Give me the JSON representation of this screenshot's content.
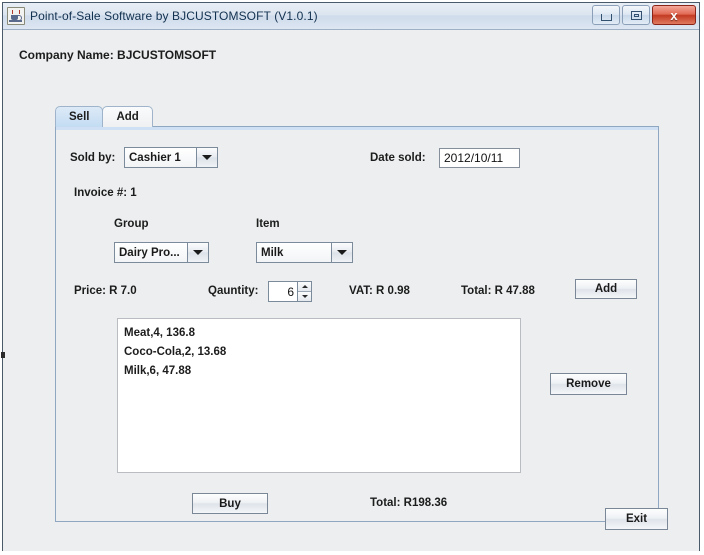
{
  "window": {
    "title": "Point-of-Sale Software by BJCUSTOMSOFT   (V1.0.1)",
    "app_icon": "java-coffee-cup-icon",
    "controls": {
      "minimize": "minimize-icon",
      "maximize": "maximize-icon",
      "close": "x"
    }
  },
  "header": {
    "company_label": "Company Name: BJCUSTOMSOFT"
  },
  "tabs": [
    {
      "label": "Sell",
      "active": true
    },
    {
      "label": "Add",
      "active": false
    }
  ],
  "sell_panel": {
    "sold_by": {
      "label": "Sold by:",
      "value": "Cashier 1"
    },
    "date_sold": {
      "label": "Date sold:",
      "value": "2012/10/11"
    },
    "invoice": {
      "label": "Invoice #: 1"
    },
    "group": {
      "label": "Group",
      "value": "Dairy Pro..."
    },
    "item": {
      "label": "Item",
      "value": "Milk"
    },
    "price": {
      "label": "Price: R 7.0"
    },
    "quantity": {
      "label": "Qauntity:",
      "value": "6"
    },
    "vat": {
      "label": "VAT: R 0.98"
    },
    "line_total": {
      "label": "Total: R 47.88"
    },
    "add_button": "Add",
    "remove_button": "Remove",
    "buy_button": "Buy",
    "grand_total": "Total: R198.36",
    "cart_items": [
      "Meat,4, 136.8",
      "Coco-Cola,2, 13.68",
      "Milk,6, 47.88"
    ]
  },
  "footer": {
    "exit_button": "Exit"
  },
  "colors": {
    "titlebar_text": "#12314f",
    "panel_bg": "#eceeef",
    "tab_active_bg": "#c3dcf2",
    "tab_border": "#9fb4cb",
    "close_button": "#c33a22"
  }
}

——————

▶ **TASK REQUIREMENTS**
Leave out the pictures and retype every line above exactly.

▶ **EXERCISE SOLUTION**
Give me the JSON representation of this screenshot's content.
{
  "window": {
    "title": "Point-of-Sale Software by BJCUSTOMSOFT   (V1.0.1)",
    "app_icon": "java-coffee-cup-icon",
    "controls": {
      "minimize": "minimize-icon",
      "maximize": "maximize-icon",
      "close": "x"
    }
  },
  "header": {
    "company_label": "Company Name: BJCUSTOMSOFT"
  },
  "tabs": [
    {
      "label": "Sell",
      "active": true
    },
    {
      "label": "Add",
      "active": false
    }
  ],
  "sell_panel": {
    "sold_by": {
      "label": "Sold by:",
      "value": "Cashier 1"
    },
    "date_sold": {
      "label": "Date sold:",
      "value": "2012/10/11"
    },
    "invoice": {
      "label": "Invoice #: 1"
    },
    "group": {
      "label": "Group",
      "value": "Dairy Pro..."
    },
    "item": {
      "label": "Item",
      "value": "Milk"
    },
    "price": {
      "label": "Price: R 7.0"
    },
    "quantity": {
      "label": "Qauntity:",
      "value": "6"
    },
    "vat": {
      "label": "VAT: R 0.98"
    },
    "line_total": {
      "label": "Total: R 47.88"
    },
    "add_button": "Add",
    "remove_button": "Remove",
    "buy_button": "Buy",
    "grand_total": "Total: R198.36",
    "cart_items": [
      "Meat,4, 136.8",
      "Coco-Cola,2, 13.68",
      "Milk,6, 47.88"
    ]
  },
  "footer": {
    "exit_button": "Exit"
  },
  "colors": {
    "titlebar_text": "#12314f",
    "panel_bg": "#eceeef",
    "tab_active_bg": "#c3dcf2",
    "tab_border": "#9fb4cb",
    "close_button": "#c33a22"
  }
}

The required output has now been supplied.